==== INFORMATION PROVIDED ====
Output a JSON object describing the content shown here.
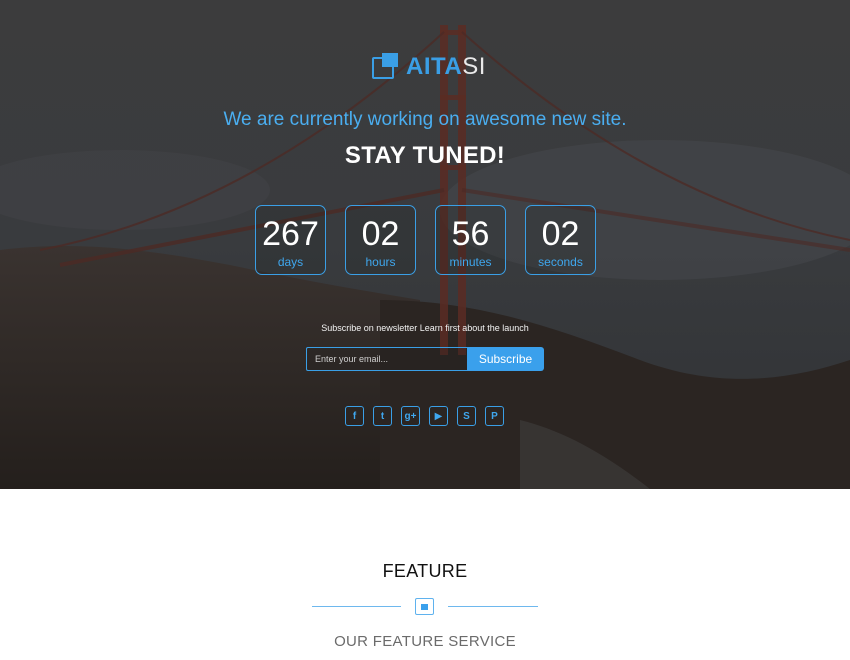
{
  "brand": {
    "logo_primary": "AITA",
    "logo_secondary": "SI"
  },
  "hero": {
    "tagline": "We are currently working on awesome new site.",
    "headline": "STAY TUNED!"
  },
  "countdown": [
    {
      "value": "267",
      "label": "days"
    },
    {
      "value": "02",
      "label": "hours"
    },
    {
      "value": "56",
      "label": "minutes"
    },
    {
      "value": "02",
      "label": "seconds"
    }
  ],
  "newsletter": {
    "text": "Subscribe on newsletter Learn first about the launch",
    "email_placeholder": "Enter your email...",
    "button_label": "Subscribe"
  },
  "social": [
    {
      "icon": "facebook-icon",
      "glyph": "f"
    },
    {
      "icon": "twitter-icon",
      "glyph": "t"
    },
    {
      "icon": "google-plus-icon",
      "glyph": "g+"
    },
    {
      "icon": "youtube-icon",
      "glyph": "▶"
    },
    {
      "icon": "skype-icon",
      "glyph": "S"
    },
    {
      "icon": "pinterest-icon",
      "glyph": "P"
    }
  ],
  "feature": {
    "title": "FEATURE",
    "subtitle": "OUR FEATURE SERVICE"
  },
  "colors": {
    "accent": "#3a9fe6",
    "hero_dark": "#2c2e31"
  }
}
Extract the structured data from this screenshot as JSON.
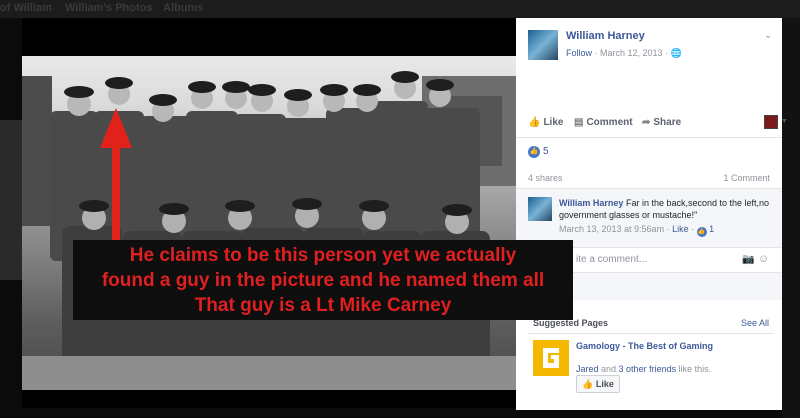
{
  "top_nav": {
    "left_fragment": "of William",
    "photos_tab": "William's Photos",
    "albums_tab": "Albums"
  },
  "caption": {
    "line1": "He claims to be this person yet we actually",
    "line2": "found a guy in the picture and he named them all",
    "line3": "That guy is a Lt Mike Carney",
    "color": "#e02020"
  },
  "post": {
    "author": "William Harney",
    "follow": "Follow",
    "date": " · March 12, 2013 · ",
    "privacy_icon": "globe-icon",
    "menu_icon": "chevron-down-icon"
  },
  "actions": {
    "like": "Like",
    "comment": "Comment",
    "share": "Share"
  },
  "reactions": {
    "count": "5"
  },
  "stats": {
    "shares": "4 shares",
    "comments": "1 Comment"
  },
  "comment": {
    "author": "William Harney",
    "text": "Far in the back,second to the left,no government glasses or mustache!\"",
    "date": "March 13, 2013 at 9:56am · ",
    "like": "Like",
    "sep": " · ",
    "likes": "1"
  },
  "write_comment": {
    "placeholder": "ite a comment..."
  },
  "suggested": {
    "header": "Suggested Pages",
    "see_all": "See All",
    "page_name": "Gamology - The Best of Gaming",
    "friends_prefix": "Jared",
    "friends_mid": " and ",
    "friends_link": "3 other friends",
    "friends_suffix": " like this.",
    "like_button": "Like"
  },
  "colors": {
    "link_blue": "#3b5998",
    "brand_yellow": "#f5b800"
  }
}
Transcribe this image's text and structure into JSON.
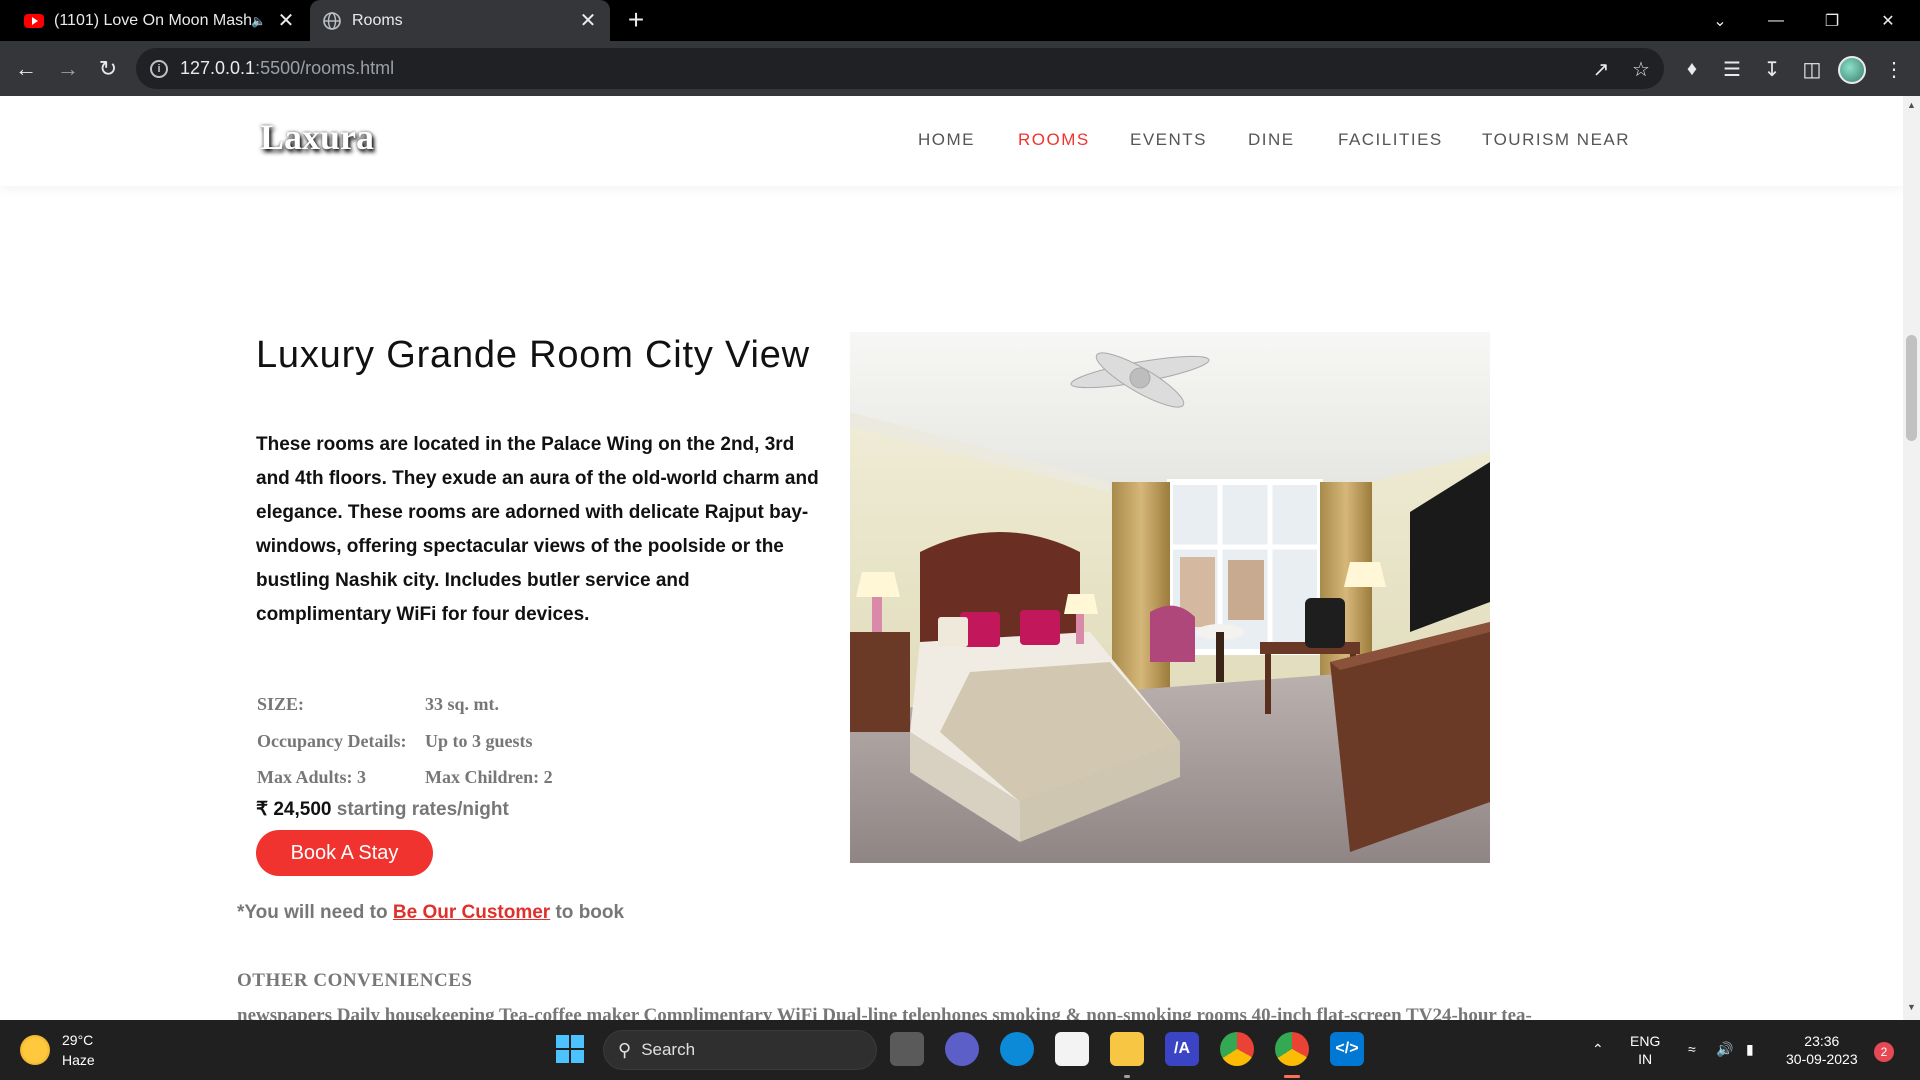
{
  "browser": {
    "tabs": [
      {
        "title": "(1101) Love On Moon Mash",
        "favicon": "youtube-icon",
        "audio": true
      },
      {
        "title": "Rooms",
        "favicon": "globe-icon",
        "active": true
      }
    ],
    "url_host": "127.0.0.1",
    "url_path": ":5500/rooms.html"
  },
  "site": {
    "logo": "Laxura",
    "nav": [
      "HOME",
      "ROOMS",
      "EVENTS",
      "DINE",
      "FACILITIES",
      "TOURISM NEAR"
    ],
    "active_nav": "ROOMS",
    "accent_color": "#f0332e"
  },
  "room": {
    "title": "Luxury Grande Room City View",
    "description": "These rooms are located in the Palace Wing on the 2nd, 3rd and 4th floors. They exude an aura of the old-world charm and elegance. These rooms are adorned with delicate Rajput bay-windows, offering spectacular views of the poolside or the bustling Nashik city. Includes butler service and complimentary WiFi for four devices.",
    "specs": {
      "size_label": "SIZE:",
      "size_value": "33 sq. mt.",
      "occupancy_label": "Occupancy Details:",
      "occupancy_value": "Up to 3 guests",
      "max_adults": "Max Adults: 3",
      "max_children": "Max Children: 2"
    },
    "price_amount": "₹ 24,500",
    "price_suffix": " starting rates/night",
    "book_button": "Book A Stay",
    "note_prefix": "*You will need to ",
    "note_link": "Be Our Customer",
    "note_suffix": " to book",
    "other_heading": "OTHER CONVENIENCES",
    "other_list": "newspapers Daily housekeeping Tea-coffee maker Complimentary WiFi Dual-line telephones smoking & non-smoking rooms 40-inch flat-screen TV24-hour tea-"
  },
  "taskbar": {
    "temperature": "29°C",
    "condition": "Haze",
    "search_placeholder": "Search",
    "lang_top": "ENG",
    "lang_bottom": "IN",
    "time": "23:36",
    "date": "30-09-2023",
    "notifications": "2"
  }
}
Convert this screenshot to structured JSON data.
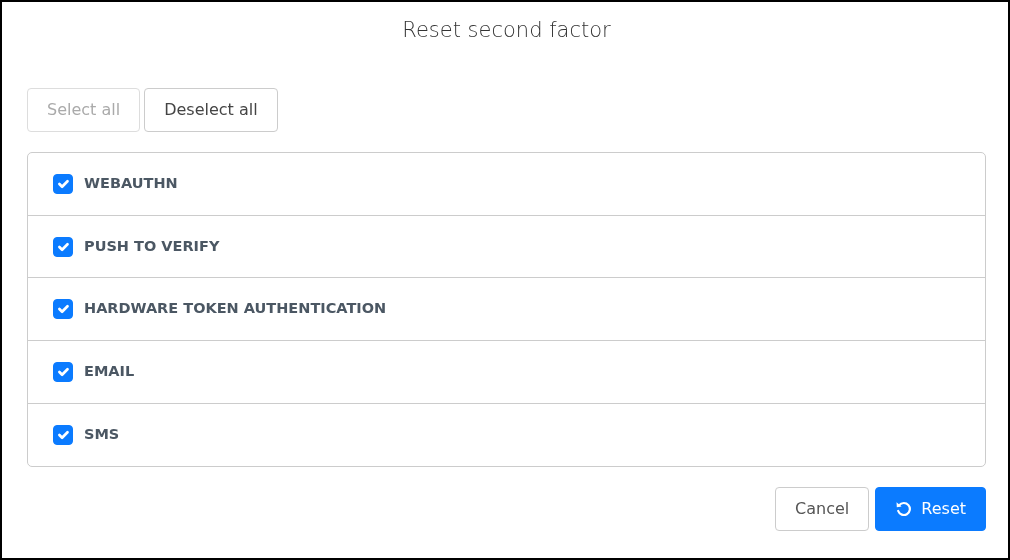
{
  "dialog": {
    "title": "Reset second factor"
  },
  "selection_buttons": [
    {
      "label": "Select all",
      "disabled": true
    },
    {
      "label": "Deselect all",
      "disabled": false
    }
  ],
  "factors": [
    {
      "label": "WEBAUTHN",
      "checked": true
    },
    {
      "label": "PUSH TO VERIFY",
      "checked": true
    },
    {
      "label": "HARDWARE TOKEN AUTHENTICATION",
      "checked": true
    },
    {
      "label": "EMAIL",
      "checked": true
    },
    {
      "label": "SMS",
      "checked": true
    }
  ],
  "footer_buttons": [
    {
      "label": "Cancel",
      "kind": "secondary"
    },
    {
      "label": "Reset",
      "kind": "primary"
    }
  ]
}
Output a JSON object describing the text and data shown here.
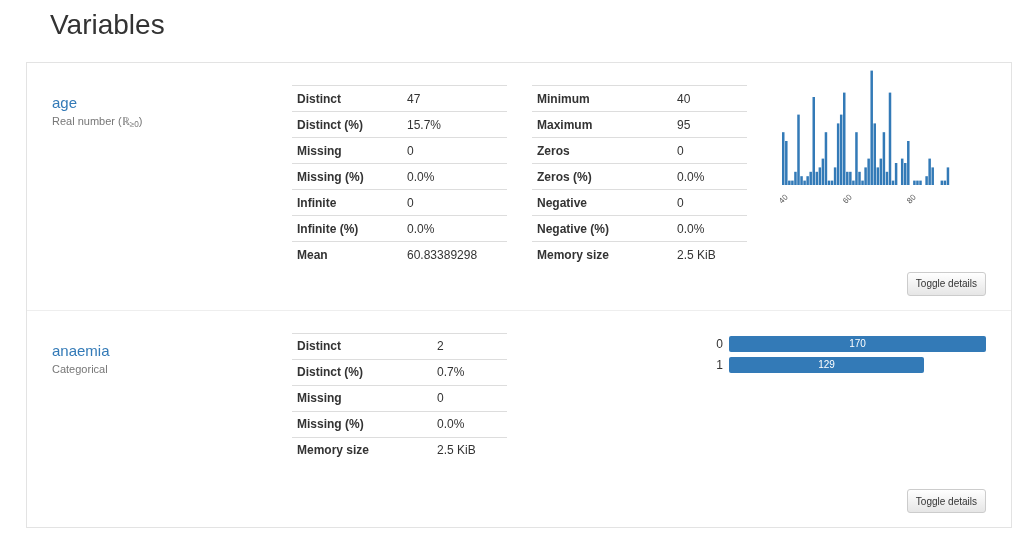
{
  "title": "Variables",
  "variables": [
    {
      "kind": "numeric",
      "name": "age",
      "type": "Real number (ℝ$_{≥0}$)",
      "tables": [
        [
          {
            "label": "Distinct",
            "value": "47"
          },
          {
            "label": "Distinct (%)",
            "value": "15.7%"
          },
          {
            "label": "Missing",
            "value": "0"
          },
          {
            "label": "Missing (%)",
            "value": "0.0%"
          },
          {
            "label": "Infinite",
            "value": "0"
          },
          {
            "label": "Infinite (%)",
            "value": "0.0%"
          },
          {
            "label": "Mean",
            "value": "60.83389298"
          }
        ],
        [
          {
            "label": "Minimum",
            "value": "40"
          },
          {
            "label": "Maximum",
            "value": "95"
          },
          {
            "label": "Zeros",
            "value": "0"
          },
          {
            "label": "Zeros (%)",
            "value": "0.0%"
          },
          {
            "label": "Negative",
            "value": "0"
          },
          {
            "label": "Negative (%)",
            "value": "0.0%"
          },
          {
            "label": "Memory size",
            "value": "2.5 KiB"
          }
        ]
      ],
      "histogram_ticks": [
        "40",
        "60",
        "80"
      ],
      "button": "Toggle details"
    },
    {
      "kind": "categorical",
      "name": "anaemia",
      "type": "Categorical",
      "tables": [
        [
          {
            "label": "Distinct",
            "value": "2"
          },
          {
            "label": "Distinct (%)",
            "value": "0.7%"
          },
          {
            "label": "Missing",
            "value": "0"
          },
          {
            "label": "Missing (%)",
            "value": "0.0%"
          },
          {
            "label": "Memory size",
            "value": "2.5 KiB"
          }
        ]
      ],
      "categories": [
        {
          "label": "0",
          "count": "170",
          "level": 1
        },
        {
          "label": "1",
          "count": "129",
          "level": 0.759
        }
      ],
      "button": "Toggle details"
    }
  ]
}
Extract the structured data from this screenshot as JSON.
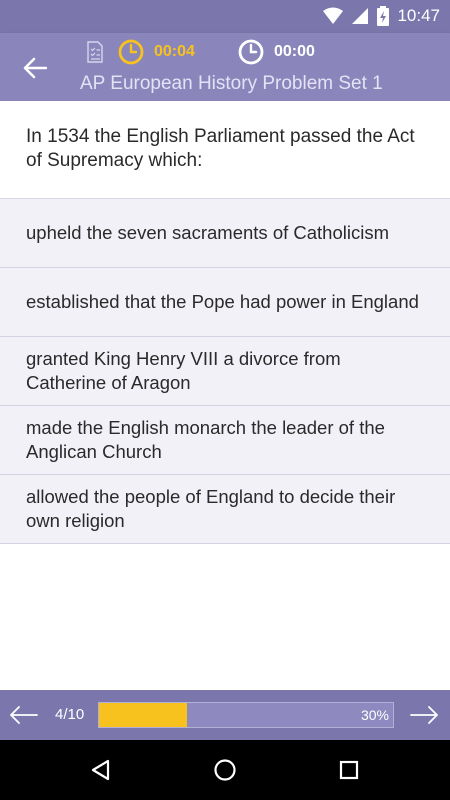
{
  "status_bar": {
    "time": "10:47",
    "icons": [
      "wifi-icon",
      "signal-icon",
      "battery-icon"
    ]
  },
  "app_bar": {
    "title": "AP European History Problem Set 1",
    "elapsed_time": "00:04",
    "total_time": "00:00",
    "icons": [
      "back-arrow-icon",
      "answer-sheet-icon",
      "stopwatch-icon",
      "clock-icon"
    ]
  },
  "question": {
    "text": "In 1534 the English Parliament passed the Act of Supremacy which:"
  },
  "answers": [
    {
      "text": "upheld the seven sacraments of Catholicism"
    },
    {
      "text": "established that the Pope had power in England"
    },
    {
      "text": "granted King Henry VIII a divorce from Catherine of Aragon"
    },
    {
      "text": "made the English monarch the leader of the Anglican Church"
    },
    {
      "text": "allowed the people of England to decide their own religion"
    }
  ],
  "progress": {
    "counter": "4/10",
    "percent_label": "30%",
    "fraction": 0.3
  },
  "colors": {
    "accent": "#f7c21d",
    "app_bar": "#8a86bc",
    "status_bar": "#7b77ad",
    "answer_bg": "#f2f1f8"
  },
  "nav_bar": {
    "icons": [
      "back-triangle-icon",
      "home-circle-icon",
      "recents-square-icon"
    ]
  }
}
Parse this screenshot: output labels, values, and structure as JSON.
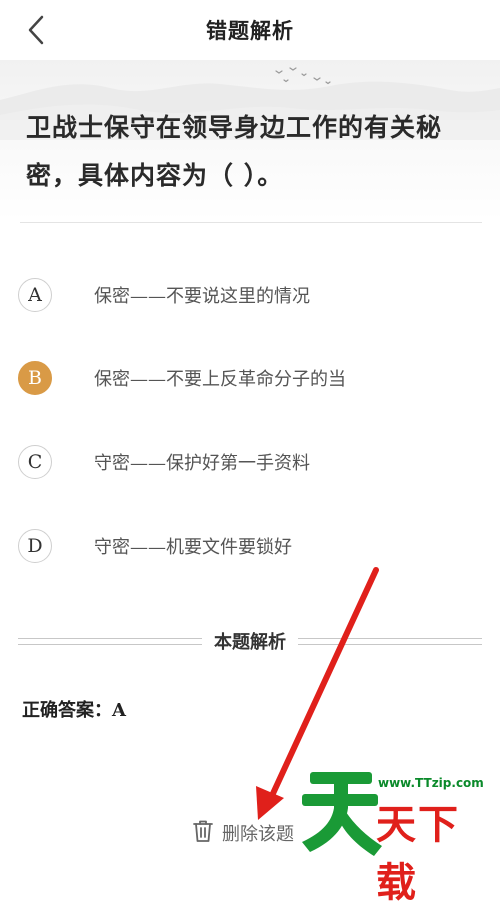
====
Wherever a line in the data above holds "English", copy that line.

    "text": "In 1534 the English Parliament passed the Act of Supremacy which:"
      "text": "made the English monarch the leader of the Anglican Church"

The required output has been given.